> _Entries from a dataset_:
====

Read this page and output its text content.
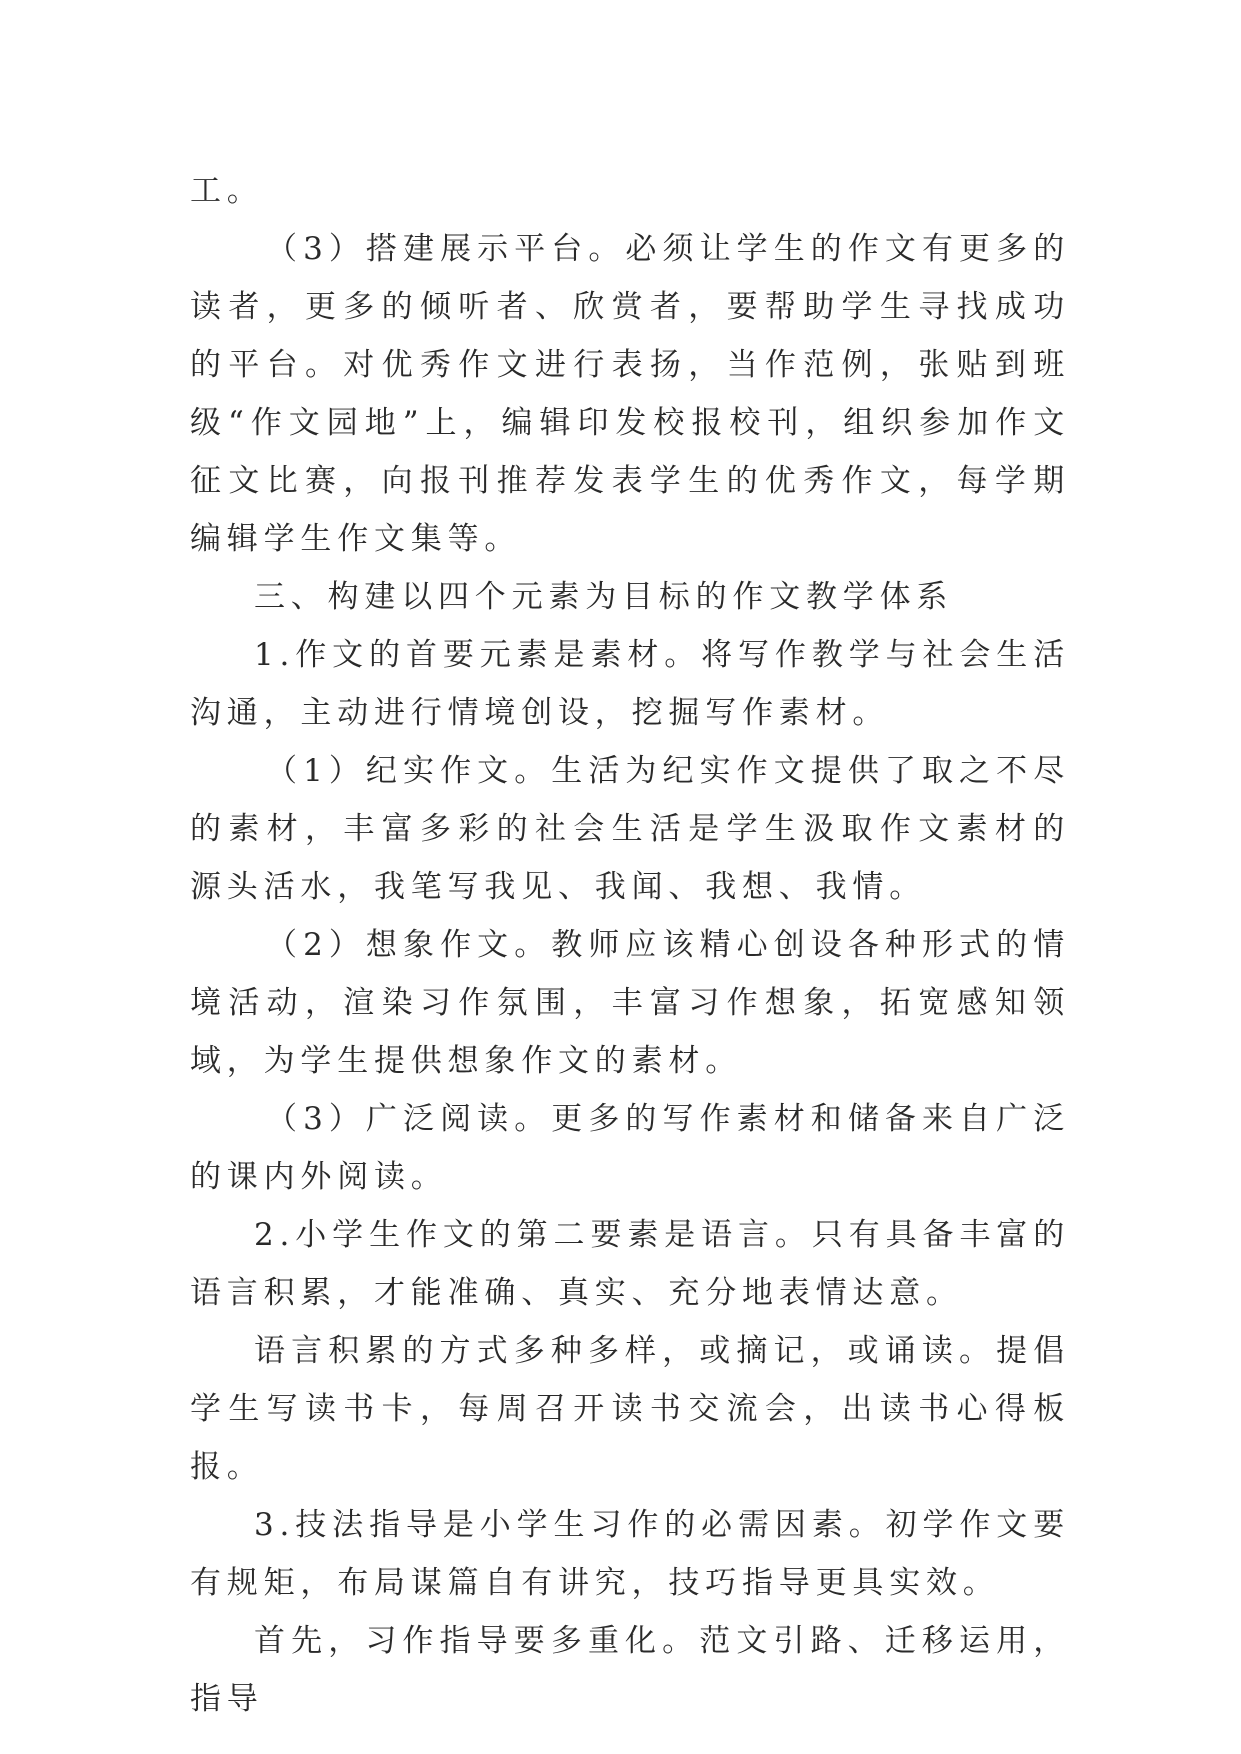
工。

（3）搭建展示平台。必须让学生的作文有更多的读者，更多的倾听者、欣赏者，要帮助学生寻找成功的平台。对优秀作文进行表扬，当作范例，张贴到班级“作文园地”上，编辑印发校报校刊，组织参加作文征文比赛，向报刊推荐发表学生的优秀作文，每学期编辑学生作文集等。

三、构建以四个元素为目标的作文教学体系

1.作文的首要元素是素材。将写作教学与社会生活沟通，主动进行情境创设，挖掘写作素材。

（1）纪实作文。生活为纪实作文提供了取之不尽的素材，丰富多彩的社会生活是学生汲取作文素材的源头活水，我笔写我见、我闻、我想、我情。

（2）想象作文。教师应该精心创设各种形式的情境活动，渲染习作氛围，丰富习作想象，拓宽感知领域，为学生提供想象作文的素材。

（3）广泛阅读。更多的写作素材和储备来自广泛的课内外阅读。

2.小学生作文的第二要素是语言。只有具备丰富的语言积累，才能准确、真实、充分地表情达意。

语言积累的方式多种多样，或摘记，或诵读。提倡学生写读书卡，每周召开读书交流会，出读书心得板报。

3.技法指导是小学生习作的必需因素。初学作文要有规矩，布局谋篇自有讲究，技巧指导更具实效。

首先，习作指导要多重化。范文引路、迁移运用，指导
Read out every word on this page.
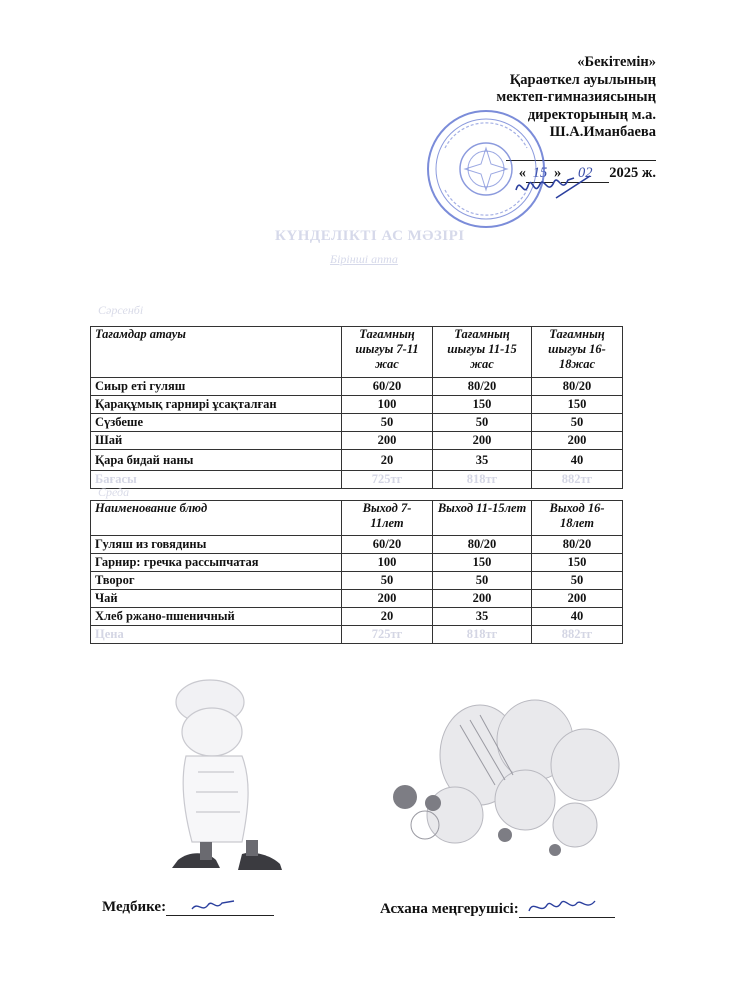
«Бекітемін»
Қараөткел ауылының
мектеп-гимназиясының
директорының м.а.
Ш.А.Иманбаева

« 15 » 02 2025 ж.
КҮНДЕЛІКТІ АС МӘЗІРІ
Бірінші апта
Сәрсенбі
Тағамдар атауы	Тағамның шығуы 7-11 жас	Тағамның шығуы 11-15 жас	Тағамның шығуы 16-18жас
Сиыр еті гуляш	60/20	80/20	80/20
Қарақұмық гарнирі ұсақталған	100	150	150
Сүзбеше	50	50	50
Шай	200	200	200
Қара бидай наны	20	35	40
Бағасы	725тг	818тг	882тг
Среда
Наименование блюд	Выход 7-11лет	Выход 11-15лет	Выход 16-18лет
Гуляш из говядины	60/20	80/20	80/20
Гарнир: гречка рассыпчатая	100	150	150
Творог	50	50	50
Чай	200	200	200
Хлеб ржано-пшеничный	20	35	40
Цена	725тг	818тг	882тг
Медбике:	Асхана меңгерушісі:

====

> _WHAT YOU SHOULD DO_: Output the line that contains "Read out every word on this page." and every subsequent line through the end of the entries, exactly as given, without pictures.

> _REPLY TO THE EXERCISE_:
Read out every word on this page.
«Бекітемін»
Қараөткел ауылының
мектеп-гимназиясының
директорының м.а.
Ш.А.Иманбаева

« 15 » 02 2025 ж.
КҮНДЕЛІКТІ АС МӘЗІРІ
Бірінші апта
Сәрсенбі
Тағамдар атауы	Тағамның шығуы 7-11 жас	Тағамның шығуы 11-15 жас	Тағамның шығуы 16-18жас
Сиыр еті гуляш	60/20	80/20	80/20
Қарақұмық гарнирі ұсақталған	100	150	150
Сүзбеше	50	50	50
Шай	200	200	200
Қара бидай наны	20	35	40
Бағасы	725тг	818тг	882тг
Среда
Наименование блюд	Выход 7-11лет	Выход 11-15лет	Выход 16-18лет
Гуляш из говядины	60/20	80/20	80/20
Гарнир: гречка рассыпчатая	100	150	150
Творог	50	50	50
Чай	200	200	200
Хлеб ржано-пшеничный	20	35	40
Цена	725тг	818тг	882тг
Медбике:	Асхана меңгерушісі:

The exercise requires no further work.